#### QUESTIONS
- A) In the text about Russell's defense, why did his commanders take away his weapon and send him to mental health clinics?
- B) Continue the text about Russell's defense from its last sentence.

#### TEXT PROVIDED
──────

But defense lawyers presented testimony from a leading forensic psychiatrist and the Army’s mental health board, which found that Russell suffered from severe depression with psychotic features and post-combat stress. A brain scan, they said, showed damage to the part of his brain that affects impulse control.

Russell, on his fifth combat deployment, had long sought help with sleep troubles — a colleague videotaped him crying in his sleep — and was stammering and crying for help in the days before the shooting. His commanders were so alarmed that they disarmed him and sent him for repeated visits to mental health clinics, civilian defense lawyer James Culp noted.

On the day of the shootings, Russell told Jones that the doctor either had to help him or he would kill himself, but Jones’ dismissive response was: “You’re fixed,” Russell earlier told the court. As Russell stormed out of his office, he said, Jones yelled at him and told him, “Soldier, you’ve made your decision.”

──────

#### ENTRIES SUPPLIED
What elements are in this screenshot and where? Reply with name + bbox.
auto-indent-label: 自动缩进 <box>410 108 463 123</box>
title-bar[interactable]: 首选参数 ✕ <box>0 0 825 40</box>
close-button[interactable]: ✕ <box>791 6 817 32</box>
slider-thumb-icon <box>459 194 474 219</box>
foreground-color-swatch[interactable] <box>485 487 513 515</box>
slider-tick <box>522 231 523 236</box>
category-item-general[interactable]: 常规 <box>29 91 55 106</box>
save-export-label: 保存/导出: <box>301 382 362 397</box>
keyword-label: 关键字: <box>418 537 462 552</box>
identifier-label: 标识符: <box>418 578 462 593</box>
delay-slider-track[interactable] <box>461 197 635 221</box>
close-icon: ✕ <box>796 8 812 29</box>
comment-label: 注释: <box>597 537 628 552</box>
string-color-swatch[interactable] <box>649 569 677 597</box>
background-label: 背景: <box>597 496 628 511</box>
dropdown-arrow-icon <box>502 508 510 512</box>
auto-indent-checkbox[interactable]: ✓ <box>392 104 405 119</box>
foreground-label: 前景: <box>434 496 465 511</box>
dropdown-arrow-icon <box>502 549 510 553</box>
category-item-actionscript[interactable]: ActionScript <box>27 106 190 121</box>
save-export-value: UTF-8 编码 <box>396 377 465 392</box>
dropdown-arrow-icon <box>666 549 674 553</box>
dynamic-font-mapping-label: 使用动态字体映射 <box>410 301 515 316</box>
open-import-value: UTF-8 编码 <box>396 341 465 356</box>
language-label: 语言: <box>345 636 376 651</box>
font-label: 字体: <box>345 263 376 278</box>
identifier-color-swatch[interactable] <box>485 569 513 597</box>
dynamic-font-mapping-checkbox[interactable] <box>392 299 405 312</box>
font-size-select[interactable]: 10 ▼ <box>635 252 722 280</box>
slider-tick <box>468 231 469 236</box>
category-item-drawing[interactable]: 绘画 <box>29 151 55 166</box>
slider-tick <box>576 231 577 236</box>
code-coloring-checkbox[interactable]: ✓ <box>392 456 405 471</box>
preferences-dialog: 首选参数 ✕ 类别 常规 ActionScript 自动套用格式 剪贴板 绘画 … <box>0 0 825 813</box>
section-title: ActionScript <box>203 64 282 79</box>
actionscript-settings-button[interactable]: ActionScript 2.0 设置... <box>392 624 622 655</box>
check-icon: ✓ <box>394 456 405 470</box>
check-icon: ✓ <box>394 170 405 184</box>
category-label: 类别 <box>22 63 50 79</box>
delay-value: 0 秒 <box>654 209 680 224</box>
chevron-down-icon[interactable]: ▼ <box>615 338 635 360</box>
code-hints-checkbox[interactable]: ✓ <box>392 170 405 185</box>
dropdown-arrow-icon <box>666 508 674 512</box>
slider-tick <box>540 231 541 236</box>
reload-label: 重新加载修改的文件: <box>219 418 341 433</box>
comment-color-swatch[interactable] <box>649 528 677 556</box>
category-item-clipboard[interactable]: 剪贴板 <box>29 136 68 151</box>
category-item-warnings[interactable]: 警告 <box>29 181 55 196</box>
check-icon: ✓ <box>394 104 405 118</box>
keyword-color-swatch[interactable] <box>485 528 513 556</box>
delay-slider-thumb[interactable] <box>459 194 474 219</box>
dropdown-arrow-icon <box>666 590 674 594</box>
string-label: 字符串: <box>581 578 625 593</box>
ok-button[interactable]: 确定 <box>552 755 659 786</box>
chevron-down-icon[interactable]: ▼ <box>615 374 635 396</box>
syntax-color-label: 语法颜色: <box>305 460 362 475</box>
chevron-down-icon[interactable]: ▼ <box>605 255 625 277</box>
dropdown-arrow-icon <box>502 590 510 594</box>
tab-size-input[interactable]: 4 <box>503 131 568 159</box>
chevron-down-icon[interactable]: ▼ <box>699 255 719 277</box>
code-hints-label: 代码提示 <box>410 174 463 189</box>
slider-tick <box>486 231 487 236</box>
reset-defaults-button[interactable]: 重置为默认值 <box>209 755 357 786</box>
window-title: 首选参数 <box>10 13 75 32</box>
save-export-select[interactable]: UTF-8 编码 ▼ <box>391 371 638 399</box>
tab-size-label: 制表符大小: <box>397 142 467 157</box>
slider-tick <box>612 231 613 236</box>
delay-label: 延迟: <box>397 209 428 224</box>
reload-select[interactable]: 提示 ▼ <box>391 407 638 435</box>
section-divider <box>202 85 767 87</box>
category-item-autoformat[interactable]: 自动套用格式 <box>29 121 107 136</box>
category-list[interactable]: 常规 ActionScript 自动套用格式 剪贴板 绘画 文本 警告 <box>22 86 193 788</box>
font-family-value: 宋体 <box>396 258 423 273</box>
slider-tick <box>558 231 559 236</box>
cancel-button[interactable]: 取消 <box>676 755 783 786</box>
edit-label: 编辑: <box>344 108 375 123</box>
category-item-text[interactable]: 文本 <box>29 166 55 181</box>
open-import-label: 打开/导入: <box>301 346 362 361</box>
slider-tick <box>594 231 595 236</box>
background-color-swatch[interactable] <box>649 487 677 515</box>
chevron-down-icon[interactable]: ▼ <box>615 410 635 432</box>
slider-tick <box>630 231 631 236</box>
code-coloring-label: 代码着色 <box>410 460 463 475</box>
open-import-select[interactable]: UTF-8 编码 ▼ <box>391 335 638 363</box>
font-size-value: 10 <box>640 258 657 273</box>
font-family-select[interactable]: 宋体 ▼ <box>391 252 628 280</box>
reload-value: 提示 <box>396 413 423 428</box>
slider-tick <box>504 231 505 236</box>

──────

#### PER-TASK OUTPUTS
- A) They were alarmed by how he was acting in the days before the shooting: he was stammering and crying for help. He had also long sought help with sleep troubles.

- B)
“And he closes the book on Russell’s life,” Culp said.

Russell, Culp said, decided to kill himself in a damaged mental state that started with despair and turned to rage.

“I would like to tell you that there’s 90% evidence in this case that shows that Sgt. Russell was going to kill himself when he got back to the combat stress clinic,” Culp said. “Ninety percent. But I can’t do that. Seventy-thirty? Fifty-fifty? I don’t know. Because the truth of the matter is that Sgt. Russell had frustration and anger and disappointment over the way he’d been treated.”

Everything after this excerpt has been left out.